→ **Exercise prompt**: Scan the listing below. Report each line that includes "type".
## START Records to use
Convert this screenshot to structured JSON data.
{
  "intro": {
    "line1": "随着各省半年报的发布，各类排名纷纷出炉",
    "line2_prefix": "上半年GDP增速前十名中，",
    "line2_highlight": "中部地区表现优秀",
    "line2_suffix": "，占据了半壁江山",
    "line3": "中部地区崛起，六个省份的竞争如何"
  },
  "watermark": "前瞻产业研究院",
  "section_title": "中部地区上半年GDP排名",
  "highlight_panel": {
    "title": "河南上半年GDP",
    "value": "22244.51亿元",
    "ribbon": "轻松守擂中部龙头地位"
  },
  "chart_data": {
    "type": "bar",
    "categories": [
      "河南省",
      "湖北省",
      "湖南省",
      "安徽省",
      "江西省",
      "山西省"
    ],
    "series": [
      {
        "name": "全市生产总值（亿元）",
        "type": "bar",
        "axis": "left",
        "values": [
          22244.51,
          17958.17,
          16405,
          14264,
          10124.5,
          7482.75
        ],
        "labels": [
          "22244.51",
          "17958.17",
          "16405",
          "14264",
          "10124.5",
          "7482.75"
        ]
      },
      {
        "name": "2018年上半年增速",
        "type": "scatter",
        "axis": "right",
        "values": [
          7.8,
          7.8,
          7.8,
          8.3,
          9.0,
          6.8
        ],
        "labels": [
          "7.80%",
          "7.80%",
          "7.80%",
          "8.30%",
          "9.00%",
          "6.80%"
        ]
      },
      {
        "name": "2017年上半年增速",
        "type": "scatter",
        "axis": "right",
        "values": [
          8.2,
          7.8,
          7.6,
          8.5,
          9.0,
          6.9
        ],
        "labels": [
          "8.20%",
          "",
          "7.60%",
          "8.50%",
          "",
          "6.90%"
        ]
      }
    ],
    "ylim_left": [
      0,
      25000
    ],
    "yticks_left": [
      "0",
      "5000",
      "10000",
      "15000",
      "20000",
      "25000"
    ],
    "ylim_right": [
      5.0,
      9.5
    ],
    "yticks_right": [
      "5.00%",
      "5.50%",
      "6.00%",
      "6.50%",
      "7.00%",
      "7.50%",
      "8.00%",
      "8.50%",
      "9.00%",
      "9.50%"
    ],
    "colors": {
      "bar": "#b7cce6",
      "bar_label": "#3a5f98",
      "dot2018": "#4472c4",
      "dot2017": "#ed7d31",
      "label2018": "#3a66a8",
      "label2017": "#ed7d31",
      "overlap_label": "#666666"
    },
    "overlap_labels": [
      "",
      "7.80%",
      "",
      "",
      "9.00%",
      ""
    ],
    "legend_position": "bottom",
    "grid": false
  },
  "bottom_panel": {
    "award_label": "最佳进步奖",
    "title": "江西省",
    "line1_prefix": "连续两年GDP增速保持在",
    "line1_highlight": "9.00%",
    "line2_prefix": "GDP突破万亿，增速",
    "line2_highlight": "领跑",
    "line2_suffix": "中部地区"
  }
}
## END Records to use
## START Records to use
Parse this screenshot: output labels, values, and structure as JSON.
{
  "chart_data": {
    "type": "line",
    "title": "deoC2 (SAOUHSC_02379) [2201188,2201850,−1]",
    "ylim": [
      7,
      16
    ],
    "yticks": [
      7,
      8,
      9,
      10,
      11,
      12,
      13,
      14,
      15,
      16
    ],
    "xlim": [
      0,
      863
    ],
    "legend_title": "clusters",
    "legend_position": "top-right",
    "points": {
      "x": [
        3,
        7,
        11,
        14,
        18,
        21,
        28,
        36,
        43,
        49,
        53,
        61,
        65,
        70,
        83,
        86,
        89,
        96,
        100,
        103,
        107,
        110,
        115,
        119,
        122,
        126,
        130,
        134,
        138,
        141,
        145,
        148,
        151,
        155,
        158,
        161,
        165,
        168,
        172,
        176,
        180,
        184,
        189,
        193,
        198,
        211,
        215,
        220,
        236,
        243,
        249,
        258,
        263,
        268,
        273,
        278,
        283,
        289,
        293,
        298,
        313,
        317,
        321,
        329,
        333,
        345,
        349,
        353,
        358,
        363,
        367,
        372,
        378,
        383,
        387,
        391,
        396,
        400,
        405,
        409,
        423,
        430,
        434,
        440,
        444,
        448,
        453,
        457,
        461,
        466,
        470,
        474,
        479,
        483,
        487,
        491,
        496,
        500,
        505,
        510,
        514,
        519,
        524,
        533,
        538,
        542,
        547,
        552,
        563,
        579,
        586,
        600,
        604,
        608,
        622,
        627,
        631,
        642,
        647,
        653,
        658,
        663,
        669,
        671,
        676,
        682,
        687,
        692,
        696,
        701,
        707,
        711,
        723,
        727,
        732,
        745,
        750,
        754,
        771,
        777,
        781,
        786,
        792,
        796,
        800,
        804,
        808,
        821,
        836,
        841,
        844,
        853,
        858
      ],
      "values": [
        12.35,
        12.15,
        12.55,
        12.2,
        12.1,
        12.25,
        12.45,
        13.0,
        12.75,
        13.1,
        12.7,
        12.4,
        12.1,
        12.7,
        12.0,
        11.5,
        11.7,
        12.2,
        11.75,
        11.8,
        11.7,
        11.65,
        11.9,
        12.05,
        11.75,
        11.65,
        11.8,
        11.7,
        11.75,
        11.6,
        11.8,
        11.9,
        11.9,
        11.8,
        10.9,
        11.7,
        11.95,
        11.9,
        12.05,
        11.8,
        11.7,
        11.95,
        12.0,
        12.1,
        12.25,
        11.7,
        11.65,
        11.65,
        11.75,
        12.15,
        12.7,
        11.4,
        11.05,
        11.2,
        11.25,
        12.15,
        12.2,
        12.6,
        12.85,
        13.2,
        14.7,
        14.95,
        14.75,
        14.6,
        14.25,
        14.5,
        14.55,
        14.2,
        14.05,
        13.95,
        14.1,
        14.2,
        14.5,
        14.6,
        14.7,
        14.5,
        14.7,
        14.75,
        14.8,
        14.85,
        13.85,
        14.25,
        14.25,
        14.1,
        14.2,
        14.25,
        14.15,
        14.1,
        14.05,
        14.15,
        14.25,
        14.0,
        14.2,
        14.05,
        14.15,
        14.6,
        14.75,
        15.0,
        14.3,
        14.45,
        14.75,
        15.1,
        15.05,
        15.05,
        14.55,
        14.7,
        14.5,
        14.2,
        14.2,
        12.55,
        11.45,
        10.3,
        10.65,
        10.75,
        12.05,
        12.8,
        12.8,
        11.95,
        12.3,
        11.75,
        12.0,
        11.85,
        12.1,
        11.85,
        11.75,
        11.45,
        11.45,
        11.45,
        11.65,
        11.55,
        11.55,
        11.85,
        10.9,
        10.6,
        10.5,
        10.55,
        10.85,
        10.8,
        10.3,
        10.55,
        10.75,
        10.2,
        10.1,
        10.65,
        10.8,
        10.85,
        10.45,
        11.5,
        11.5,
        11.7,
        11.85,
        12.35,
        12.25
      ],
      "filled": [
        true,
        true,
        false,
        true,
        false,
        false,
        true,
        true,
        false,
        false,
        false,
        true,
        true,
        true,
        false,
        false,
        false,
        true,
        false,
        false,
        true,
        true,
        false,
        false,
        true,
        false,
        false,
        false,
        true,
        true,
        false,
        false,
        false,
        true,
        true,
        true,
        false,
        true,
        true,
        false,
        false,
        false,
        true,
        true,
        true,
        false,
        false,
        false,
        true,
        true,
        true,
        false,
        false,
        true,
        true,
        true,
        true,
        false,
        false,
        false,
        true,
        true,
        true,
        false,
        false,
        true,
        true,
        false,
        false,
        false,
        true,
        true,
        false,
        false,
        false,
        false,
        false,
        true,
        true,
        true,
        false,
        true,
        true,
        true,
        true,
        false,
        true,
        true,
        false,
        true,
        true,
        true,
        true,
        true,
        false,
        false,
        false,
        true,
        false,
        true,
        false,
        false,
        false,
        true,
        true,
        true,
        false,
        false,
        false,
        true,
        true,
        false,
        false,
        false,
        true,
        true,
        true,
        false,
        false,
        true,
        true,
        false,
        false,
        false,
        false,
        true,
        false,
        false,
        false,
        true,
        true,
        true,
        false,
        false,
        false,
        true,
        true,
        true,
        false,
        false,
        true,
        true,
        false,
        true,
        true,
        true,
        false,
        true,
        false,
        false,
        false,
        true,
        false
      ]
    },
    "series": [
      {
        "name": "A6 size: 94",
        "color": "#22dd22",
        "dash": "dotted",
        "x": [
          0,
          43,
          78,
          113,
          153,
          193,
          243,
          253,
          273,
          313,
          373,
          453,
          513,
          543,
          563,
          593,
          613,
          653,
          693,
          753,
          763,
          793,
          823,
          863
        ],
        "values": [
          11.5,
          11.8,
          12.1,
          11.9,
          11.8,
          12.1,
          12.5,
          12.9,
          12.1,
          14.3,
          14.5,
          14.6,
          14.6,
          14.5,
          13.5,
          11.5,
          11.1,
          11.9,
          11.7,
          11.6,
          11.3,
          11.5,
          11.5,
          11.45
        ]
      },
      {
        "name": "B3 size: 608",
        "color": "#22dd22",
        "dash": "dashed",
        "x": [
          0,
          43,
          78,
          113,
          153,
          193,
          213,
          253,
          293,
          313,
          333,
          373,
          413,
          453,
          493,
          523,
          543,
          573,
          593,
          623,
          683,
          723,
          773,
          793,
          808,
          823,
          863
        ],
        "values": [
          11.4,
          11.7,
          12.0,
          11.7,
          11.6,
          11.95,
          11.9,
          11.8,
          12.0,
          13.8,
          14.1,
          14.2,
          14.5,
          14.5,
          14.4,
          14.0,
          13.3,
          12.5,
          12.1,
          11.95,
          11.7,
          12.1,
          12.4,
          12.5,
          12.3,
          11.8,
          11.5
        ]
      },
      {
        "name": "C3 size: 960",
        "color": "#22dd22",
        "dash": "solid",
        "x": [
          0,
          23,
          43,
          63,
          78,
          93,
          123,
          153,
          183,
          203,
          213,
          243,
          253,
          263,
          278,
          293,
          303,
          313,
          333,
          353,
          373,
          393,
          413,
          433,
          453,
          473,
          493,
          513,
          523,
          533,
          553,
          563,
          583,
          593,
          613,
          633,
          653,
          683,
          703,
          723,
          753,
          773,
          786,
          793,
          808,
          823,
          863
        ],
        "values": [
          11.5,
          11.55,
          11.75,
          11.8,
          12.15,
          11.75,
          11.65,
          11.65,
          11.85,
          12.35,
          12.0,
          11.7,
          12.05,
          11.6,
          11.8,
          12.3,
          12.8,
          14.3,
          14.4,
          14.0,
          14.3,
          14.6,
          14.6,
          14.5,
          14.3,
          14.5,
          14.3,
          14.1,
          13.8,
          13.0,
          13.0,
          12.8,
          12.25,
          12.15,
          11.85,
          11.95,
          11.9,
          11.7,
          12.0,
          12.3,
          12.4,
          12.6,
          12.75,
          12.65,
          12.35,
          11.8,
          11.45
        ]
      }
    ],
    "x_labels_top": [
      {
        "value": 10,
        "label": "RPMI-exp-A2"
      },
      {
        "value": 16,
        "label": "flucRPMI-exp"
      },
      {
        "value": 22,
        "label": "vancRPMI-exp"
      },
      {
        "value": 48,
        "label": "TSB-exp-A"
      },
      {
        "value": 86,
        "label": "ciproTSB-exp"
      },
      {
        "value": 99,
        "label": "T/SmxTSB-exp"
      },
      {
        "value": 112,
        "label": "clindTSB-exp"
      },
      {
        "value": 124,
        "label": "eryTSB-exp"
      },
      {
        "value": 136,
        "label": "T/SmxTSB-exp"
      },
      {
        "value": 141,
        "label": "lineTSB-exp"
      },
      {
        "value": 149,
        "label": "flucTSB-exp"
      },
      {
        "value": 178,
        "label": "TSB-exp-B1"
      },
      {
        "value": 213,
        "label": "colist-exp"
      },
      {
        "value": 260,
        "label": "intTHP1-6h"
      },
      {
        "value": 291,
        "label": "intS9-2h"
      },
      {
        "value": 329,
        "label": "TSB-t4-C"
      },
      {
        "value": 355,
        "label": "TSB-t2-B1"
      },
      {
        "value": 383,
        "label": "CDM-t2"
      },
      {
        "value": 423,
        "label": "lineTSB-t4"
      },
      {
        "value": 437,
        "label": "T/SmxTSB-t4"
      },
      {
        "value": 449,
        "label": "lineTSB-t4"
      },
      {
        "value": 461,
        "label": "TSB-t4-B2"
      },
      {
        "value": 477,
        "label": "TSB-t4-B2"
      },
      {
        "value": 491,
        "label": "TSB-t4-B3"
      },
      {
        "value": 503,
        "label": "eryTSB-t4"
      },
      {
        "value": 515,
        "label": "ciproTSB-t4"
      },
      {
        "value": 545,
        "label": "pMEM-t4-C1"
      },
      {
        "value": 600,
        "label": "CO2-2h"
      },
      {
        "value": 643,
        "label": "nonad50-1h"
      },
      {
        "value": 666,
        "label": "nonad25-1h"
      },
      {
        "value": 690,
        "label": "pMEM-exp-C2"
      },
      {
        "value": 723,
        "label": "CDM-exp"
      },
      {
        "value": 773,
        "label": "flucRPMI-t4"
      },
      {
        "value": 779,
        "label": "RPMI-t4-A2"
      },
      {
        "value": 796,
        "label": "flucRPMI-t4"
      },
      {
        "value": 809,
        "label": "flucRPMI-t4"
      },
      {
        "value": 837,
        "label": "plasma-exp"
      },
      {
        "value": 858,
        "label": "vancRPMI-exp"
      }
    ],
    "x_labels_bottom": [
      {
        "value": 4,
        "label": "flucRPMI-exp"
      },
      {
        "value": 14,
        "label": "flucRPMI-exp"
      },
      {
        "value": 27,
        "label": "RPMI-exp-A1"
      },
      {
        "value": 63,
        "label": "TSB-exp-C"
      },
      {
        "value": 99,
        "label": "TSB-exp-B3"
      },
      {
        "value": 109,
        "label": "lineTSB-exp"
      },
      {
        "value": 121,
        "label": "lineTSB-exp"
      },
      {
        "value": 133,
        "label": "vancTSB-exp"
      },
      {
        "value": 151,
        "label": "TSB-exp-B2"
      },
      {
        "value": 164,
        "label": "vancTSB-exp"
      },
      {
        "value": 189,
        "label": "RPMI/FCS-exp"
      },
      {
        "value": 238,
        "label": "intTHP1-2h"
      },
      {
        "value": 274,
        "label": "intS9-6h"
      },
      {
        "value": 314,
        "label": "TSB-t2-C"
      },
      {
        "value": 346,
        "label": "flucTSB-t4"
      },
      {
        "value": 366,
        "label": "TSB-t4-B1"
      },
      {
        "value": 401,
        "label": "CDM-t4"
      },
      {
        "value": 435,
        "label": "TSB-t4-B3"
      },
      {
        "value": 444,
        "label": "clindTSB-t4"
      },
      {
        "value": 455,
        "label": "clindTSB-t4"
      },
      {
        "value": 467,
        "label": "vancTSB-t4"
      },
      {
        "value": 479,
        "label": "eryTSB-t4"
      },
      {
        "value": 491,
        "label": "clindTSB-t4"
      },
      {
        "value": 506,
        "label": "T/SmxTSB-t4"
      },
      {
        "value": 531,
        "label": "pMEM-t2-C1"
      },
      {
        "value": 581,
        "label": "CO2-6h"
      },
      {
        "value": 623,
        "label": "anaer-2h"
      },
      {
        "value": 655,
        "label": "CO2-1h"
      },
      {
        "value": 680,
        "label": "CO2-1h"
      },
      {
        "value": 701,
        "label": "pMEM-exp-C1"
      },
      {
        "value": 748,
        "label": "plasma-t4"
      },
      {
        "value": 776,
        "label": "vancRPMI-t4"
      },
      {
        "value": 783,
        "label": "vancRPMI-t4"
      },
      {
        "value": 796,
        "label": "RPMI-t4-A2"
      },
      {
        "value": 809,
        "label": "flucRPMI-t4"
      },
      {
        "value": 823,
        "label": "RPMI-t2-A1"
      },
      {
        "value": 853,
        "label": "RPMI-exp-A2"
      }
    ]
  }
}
## END Records to use
→ **Written solution**:
    "type": "bar",
        "type": "bar",
        "type": "scatter",
        "type": "scatter",
    "type": "line",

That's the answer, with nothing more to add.